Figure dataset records
**********

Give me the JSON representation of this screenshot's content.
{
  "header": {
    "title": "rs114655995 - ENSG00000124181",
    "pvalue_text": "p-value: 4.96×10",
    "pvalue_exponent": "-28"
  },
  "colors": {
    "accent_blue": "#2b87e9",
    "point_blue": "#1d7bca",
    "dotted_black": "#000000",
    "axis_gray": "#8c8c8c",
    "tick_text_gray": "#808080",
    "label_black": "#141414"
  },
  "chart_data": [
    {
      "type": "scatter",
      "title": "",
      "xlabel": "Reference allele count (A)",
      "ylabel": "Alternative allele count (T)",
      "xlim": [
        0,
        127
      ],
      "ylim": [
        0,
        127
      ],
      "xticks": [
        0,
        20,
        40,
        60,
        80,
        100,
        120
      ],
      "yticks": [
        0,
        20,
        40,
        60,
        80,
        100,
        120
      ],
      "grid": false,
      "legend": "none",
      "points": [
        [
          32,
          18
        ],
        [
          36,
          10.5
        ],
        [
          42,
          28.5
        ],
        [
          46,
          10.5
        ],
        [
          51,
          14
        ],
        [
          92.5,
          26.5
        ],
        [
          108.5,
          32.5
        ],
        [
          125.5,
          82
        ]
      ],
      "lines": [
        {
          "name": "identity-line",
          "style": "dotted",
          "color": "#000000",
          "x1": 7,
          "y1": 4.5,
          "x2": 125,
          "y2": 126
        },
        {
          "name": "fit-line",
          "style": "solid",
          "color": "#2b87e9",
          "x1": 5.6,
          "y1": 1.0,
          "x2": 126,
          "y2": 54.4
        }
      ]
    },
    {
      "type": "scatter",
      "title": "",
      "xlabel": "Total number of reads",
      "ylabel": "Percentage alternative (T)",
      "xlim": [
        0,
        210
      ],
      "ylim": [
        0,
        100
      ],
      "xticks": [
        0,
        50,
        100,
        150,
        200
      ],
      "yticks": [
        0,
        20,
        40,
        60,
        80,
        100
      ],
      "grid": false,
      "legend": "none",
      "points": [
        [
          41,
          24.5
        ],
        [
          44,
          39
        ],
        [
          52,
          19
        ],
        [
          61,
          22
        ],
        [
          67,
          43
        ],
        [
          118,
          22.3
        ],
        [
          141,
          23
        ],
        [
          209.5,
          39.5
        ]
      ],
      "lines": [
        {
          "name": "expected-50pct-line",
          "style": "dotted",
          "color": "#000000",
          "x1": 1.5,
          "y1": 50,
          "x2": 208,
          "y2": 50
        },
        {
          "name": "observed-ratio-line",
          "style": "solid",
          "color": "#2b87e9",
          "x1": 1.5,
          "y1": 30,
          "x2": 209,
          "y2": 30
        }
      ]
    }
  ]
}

**********

● Instruction
Working from the material above, retype it in its entirety without change.

● Exercise response
Give me the JSON representation of this screenshot's content.
{
  "header": {
    "title": "rs114655995 - ENSG00000124181",
    "pvalue_text": "p-value: 4.96×10",
    "pvalue_exponent": "-28"
  },
  "colors": {
    "accent_blue": "#2b87e9",
    "point_blue": "#1d7bca",
    "dotted_black": "#000000",
    "axis_gray": "#8c8c8c",
    "tick_text_gray": "#808080",
    "label_black": "#141414"
  },
  "chart_data": [
    {
      "type": "scatter",
      "title": "",
      "xlabel": "Reference allele count (A)",
      "ylabel": "Alternative allele count (T)",
      "xlim": [
        0,
        127
      ],
      "ylim": [
        0,
        127
      ],
      "xticks": [
        0,
        20,
        40,
        60,
        80,
        100,
        120
      ],
      "yticks": [
        0,
        20,
        40,
        60,
        80,
        100,
        120
      ],
      "grid": false,
      "legend": "none",
      "points": [
        [
          32,
          18
        ],
        [
          36,
          10.5
        ],
        [
          42,
          28.5
        ],
        [
          46,
          10.5
        ],
        [
          51,
          14
        ],
        [
          92.5,
          26.5
        ],
        [
          108.5,
          32.5
        ],
        [
          125.5,
          82
        ]
      ],
      "lines": [
        {
          "name": "identity-line",
          "style": "dotted",
          "color": "#000000",
          "x1": 7,
          "y1": 4.5,
          "x2": 125,
          "y2": 126
        },
        {
          "name": "fit-line",
          "style": "solid",
          "color": "#2b87e9",
          "x1": 5.6,
          "y1": 1.0,
          "x2": 126,
          "y2": 54.4
        }
      ]
    },
    {
      "type": "scatter",
      "title": "",
      "xlabel": "Total number of reads",
      "ylabel": "Percentage alternative (T)",
      "xlim": [
        0,
        210
      ],
      "ylim": [
        0,
        100
      ],
      "xticks": [
        0,
        50,
        100,
        150,
        200
      ],
      "yticks": [
        0,
        20,
        40,
        60,
        80,
        100
      ],
      "grid": false,
      "legend": "none",
      "points": [
        [
          41,
          24.5
        ],
        [
          44,
          39
        ],
        [
          52,
          19
        ],
        [
          61,
          22
        ],
        [
          67,
          43
        ],
        [
          118,
          22.3
        ],
        [
          141,
          23
        ],
        [
          209.5,
          39.5
        ]
      ],
      "lines": [
        {
          "name": "expected-50pct-line",
          "style": "dotted",
          "color": "#000000",
          "x1": 1.5,
          "y1": 50,
          "x2": 208,
          "y2": 50
        },
        {
          "name": "observed-ratio-line",
          "style": "solid",
          "color": "#2b87e9",
          "x1": 1.5,
          "y1": 30,
          "x2": 209,
          "y2": 30
        }
      ]
    }
  ]
}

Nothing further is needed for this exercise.